-- INSTRUCTIONS TO FOLLOW --
Return all of the data exactly as written, without the pictures.

-- THE INPUT --
§ §
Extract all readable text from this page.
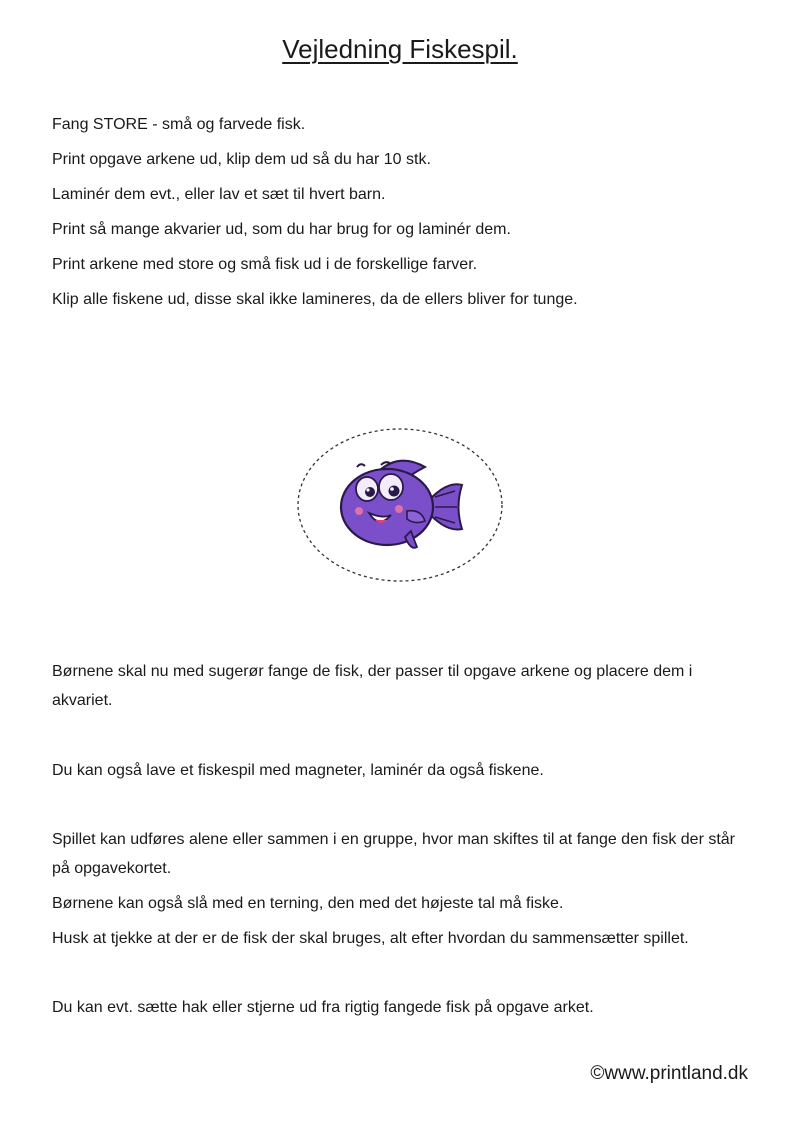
Vejledning Fiskespil.

Fang STORE - små og farvede fisk.

Print opgave arkene ud, klip dem ud så du har 10 stk.

Laminér dem evt., eller lav et sæt til hvert barn.

Print så mange akvarier ud, som du har brug for og laminér dem.

Print arkene med store og små fisk ud i de forskellige farver.

Klip alle fiskene ud, disse skal ikke lamineres, da de ellers bliver for tunge.

Børnene skal nu med sugerør fange de fisk, der passer til opgave arkene og placere dem i akvariet.

Du kan også lave et fiskespil med magneter, laminér da også fiskene.

Spillet kan udføres alene eller sammen i en gruppe, hvor man skiftes til at fange den fisk der står på opgavekortet.

Børnene kan også slå med en terning, den med det højeste tal må fiske.

Husk at tjekke at der er de fisk der skal bruges, alt efter hvordan du sammensætter spillet.

Du kan evt. sætte hak eller stjerne ud fra rigtig fangede fisk på opgave arket.

©www.printland.dk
§ §
-- THE ANSWER --
Extract all readable text from this page.
Vejledning Fiskespil.

Fang STORE - små og farvede fisk.

Print opgave arkene ud, klip dem ud så du har 10 stk.

Laminér dem evt., eller lav et sæt til hvert barn.

Print så mange akvarier ud, som du har brug for og laminér dem.

Print arkene med store og små fisk ud i de forskellige farver.

Klip alle fiskene ud, disse skal ikke lamineres, da de ellers bliver for tunge.

Børnene skal nu med sugerør fange de fisk, der passer til opgave arkene og placere dem i akvariet.

Du kan også lave et fiskespil med magneter, laminér da også fiskene.

Spillet kan udføres alene eller sammen i en gruppe, hvor man skiftes til at fange den fisk der står på opgavekortet.

Børnene kan også slå med en terning, den med det højeste tal må fiske.

Husk at tjekke at der er de fisk der skal bruges, alt efter hvordan du sammensætter spillet.

Du kan evt. sætte hak eller stjerne ud fra rigtig fangede fisk på opgave arket.

©www.printland.dk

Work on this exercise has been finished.